## Prompt
Please report every line from the material that contains the word "value".

Excerpts from a figure dataset
-- begin --

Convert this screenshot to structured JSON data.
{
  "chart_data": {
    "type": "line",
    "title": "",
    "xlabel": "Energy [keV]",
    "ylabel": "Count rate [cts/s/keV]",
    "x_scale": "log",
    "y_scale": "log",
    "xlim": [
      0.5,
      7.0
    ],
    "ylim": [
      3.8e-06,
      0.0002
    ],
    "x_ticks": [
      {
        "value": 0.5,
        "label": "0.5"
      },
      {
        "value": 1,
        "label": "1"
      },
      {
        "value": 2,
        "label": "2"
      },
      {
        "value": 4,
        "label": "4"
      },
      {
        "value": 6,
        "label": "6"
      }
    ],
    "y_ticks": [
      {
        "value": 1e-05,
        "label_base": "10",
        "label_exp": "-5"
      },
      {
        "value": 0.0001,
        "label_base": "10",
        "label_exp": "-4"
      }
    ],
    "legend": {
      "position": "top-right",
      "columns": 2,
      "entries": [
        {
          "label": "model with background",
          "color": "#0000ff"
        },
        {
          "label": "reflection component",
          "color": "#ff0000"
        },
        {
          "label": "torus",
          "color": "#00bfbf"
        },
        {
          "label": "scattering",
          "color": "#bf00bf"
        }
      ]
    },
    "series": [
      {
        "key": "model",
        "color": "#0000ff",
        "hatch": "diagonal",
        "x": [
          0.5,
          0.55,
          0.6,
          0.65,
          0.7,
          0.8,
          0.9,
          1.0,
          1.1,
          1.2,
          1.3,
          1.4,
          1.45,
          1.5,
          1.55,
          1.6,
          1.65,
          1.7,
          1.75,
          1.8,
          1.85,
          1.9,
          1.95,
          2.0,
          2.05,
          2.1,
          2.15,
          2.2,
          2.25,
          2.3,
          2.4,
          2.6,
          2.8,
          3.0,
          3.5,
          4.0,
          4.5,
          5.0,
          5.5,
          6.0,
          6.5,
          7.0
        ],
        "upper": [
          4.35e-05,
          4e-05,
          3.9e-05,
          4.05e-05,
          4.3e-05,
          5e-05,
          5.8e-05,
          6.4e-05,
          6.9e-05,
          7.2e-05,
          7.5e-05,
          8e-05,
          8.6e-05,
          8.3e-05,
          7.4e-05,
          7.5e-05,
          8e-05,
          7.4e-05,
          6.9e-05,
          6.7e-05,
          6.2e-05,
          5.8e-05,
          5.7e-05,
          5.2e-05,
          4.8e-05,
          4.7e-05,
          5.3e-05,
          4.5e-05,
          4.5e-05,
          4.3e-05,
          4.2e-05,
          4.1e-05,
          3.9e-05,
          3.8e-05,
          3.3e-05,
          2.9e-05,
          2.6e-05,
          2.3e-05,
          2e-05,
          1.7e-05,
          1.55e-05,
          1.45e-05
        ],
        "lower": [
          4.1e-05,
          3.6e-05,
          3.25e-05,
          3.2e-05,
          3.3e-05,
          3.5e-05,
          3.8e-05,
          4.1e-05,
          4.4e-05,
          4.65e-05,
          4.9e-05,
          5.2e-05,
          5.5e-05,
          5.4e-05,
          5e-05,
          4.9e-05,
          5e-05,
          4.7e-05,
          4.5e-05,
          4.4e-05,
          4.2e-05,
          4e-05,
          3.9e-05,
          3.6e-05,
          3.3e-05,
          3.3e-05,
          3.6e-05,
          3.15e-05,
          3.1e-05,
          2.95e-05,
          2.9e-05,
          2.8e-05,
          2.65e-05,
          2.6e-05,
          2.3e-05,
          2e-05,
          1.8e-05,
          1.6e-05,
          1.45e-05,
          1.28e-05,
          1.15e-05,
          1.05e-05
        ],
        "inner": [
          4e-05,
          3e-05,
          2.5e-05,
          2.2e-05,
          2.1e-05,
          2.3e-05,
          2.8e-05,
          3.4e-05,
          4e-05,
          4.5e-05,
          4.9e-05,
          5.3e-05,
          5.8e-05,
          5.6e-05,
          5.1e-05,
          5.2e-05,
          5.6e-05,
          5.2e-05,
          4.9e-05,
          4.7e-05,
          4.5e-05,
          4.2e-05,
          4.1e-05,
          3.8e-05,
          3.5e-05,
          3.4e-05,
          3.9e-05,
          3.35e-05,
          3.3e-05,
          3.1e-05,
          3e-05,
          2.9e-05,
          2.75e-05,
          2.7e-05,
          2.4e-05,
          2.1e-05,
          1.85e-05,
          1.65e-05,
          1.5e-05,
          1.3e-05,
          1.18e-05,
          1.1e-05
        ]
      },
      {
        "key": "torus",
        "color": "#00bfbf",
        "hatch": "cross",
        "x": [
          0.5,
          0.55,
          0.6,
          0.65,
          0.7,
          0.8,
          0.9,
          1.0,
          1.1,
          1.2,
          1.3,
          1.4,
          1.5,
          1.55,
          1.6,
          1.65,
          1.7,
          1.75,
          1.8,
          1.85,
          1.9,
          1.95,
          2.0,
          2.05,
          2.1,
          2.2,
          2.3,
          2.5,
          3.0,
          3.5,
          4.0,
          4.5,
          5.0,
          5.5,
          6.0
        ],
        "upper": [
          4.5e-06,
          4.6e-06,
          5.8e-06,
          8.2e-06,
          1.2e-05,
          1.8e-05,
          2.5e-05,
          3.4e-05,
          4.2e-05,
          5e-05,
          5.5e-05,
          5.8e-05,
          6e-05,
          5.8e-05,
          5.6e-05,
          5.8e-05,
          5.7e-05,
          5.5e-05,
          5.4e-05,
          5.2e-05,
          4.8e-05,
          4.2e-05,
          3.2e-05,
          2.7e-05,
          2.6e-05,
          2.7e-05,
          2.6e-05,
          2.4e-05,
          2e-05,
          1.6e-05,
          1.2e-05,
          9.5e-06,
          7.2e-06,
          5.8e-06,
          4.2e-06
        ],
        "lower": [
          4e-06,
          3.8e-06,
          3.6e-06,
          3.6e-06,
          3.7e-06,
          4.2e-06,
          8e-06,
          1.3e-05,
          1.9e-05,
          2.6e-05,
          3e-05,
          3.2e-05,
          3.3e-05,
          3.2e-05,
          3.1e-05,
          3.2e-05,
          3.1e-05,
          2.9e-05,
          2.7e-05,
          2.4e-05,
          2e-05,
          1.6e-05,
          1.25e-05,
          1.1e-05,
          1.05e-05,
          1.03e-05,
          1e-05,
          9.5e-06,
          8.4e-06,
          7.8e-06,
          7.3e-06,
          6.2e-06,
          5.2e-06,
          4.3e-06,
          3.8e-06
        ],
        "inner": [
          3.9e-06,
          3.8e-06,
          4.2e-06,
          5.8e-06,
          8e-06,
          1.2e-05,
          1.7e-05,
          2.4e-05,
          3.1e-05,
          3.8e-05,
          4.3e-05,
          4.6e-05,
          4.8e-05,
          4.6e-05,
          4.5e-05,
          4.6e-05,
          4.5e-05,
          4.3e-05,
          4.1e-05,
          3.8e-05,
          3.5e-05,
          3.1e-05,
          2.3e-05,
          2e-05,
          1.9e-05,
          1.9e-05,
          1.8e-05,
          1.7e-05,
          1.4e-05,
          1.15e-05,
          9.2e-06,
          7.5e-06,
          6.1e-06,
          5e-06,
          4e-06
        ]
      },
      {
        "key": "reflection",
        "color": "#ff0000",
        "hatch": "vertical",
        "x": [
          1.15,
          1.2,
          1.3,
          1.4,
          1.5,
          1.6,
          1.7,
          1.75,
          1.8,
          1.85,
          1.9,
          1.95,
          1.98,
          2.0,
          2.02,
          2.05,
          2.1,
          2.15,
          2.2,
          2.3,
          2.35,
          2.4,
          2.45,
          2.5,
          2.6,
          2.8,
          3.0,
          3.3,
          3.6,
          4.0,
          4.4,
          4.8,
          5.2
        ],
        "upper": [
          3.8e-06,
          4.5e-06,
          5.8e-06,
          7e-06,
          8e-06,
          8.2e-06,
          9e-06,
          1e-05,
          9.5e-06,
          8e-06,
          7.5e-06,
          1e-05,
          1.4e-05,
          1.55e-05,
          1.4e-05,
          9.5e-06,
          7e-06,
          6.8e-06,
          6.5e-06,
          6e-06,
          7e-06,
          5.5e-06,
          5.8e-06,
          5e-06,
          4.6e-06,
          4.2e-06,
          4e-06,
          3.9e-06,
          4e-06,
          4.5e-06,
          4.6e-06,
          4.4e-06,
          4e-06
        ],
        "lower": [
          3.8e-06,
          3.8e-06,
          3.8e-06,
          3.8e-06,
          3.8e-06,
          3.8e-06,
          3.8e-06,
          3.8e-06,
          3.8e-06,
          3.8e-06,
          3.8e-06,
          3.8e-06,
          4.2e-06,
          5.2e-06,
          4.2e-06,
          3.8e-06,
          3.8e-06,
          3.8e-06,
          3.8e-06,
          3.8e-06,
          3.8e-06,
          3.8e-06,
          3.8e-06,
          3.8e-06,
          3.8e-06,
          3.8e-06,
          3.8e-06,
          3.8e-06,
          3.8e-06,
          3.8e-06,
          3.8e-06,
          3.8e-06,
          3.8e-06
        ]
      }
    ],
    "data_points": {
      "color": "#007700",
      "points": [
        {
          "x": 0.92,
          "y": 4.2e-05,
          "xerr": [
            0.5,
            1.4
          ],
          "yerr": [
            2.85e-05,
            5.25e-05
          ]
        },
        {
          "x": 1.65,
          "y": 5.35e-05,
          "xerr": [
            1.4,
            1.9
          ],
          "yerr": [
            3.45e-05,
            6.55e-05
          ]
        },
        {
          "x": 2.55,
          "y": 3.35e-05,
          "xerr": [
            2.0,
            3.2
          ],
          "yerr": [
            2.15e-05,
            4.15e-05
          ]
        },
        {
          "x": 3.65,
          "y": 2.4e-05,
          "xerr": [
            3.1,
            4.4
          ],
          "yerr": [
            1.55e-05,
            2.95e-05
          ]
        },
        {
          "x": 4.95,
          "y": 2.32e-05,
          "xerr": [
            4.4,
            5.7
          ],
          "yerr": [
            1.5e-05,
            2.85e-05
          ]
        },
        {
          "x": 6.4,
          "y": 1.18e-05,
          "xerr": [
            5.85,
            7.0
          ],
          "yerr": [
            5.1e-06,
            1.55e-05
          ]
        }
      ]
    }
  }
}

-- end --

## Exercise result
        "value": 0.5,
        "value": 1,
        "value": 2,
        "value": 4,
        "value": 6,
        "value": 1e-05,
        "value": 0.0001,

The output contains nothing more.